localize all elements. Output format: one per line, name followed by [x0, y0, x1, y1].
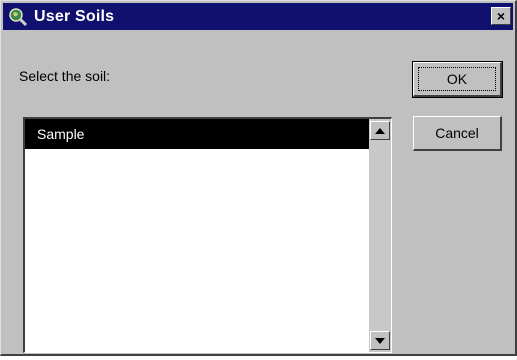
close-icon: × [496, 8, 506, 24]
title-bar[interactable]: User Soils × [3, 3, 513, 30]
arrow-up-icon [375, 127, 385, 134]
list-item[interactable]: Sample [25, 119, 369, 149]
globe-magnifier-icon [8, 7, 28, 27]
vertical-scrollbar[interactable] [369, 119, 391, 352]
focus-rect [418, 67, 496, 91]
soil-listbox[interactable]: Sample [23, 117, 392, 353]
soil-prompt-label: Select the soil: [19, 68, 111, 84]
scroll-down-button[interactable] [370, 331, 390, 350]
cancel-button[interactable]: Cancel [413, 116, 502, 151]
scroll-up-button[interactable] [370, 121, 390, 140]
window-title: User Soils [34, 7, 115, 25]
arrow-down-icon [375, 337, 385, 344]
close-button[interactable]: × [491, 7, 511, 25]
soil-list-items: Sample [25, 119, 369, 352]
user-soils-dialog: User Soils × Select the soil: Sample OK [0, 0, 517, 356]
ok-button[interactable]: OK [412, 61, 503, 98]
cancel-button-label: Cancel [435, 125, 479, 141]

---

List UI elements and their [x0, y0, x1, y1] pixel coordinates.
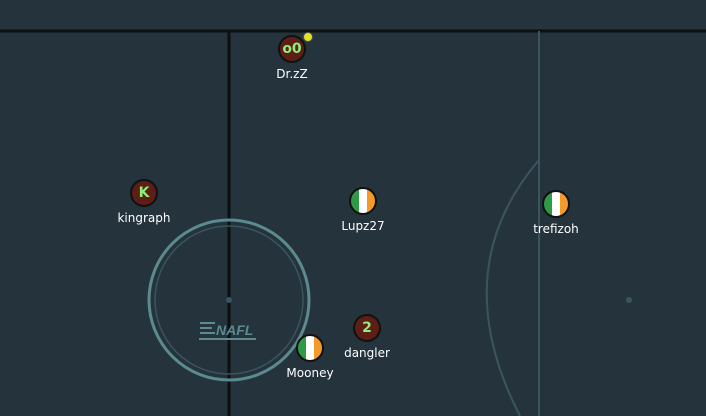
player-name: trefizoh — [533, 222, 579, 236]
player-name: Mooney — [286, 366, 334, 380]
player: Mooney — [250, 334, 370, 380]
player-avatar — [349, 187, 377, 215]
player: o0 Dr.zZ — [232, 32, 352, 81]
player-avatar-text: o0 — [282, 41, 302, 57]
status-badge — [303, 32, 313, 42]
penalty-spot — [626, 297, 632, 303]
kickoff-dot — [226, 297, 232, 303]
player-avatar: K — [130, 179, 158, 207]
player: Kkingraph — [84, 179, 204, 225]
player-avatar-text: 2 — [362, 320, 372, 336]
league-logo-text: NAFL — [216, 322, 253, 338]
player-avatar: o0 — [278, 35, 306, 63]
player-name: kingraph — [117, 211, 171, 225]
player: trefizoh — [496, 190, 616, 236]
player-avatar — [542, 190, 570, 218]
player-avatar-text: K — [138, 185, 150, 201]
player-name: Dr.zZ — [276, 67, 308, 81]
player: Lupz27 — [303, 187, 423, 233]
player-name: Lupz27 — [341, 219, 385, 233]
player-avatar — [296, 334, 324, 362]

### EXERCISE
Please count the lines in the items above that contain the string "icon", matching case exactly, and reply with the number alone.

### RESULT OF THIS TASK
4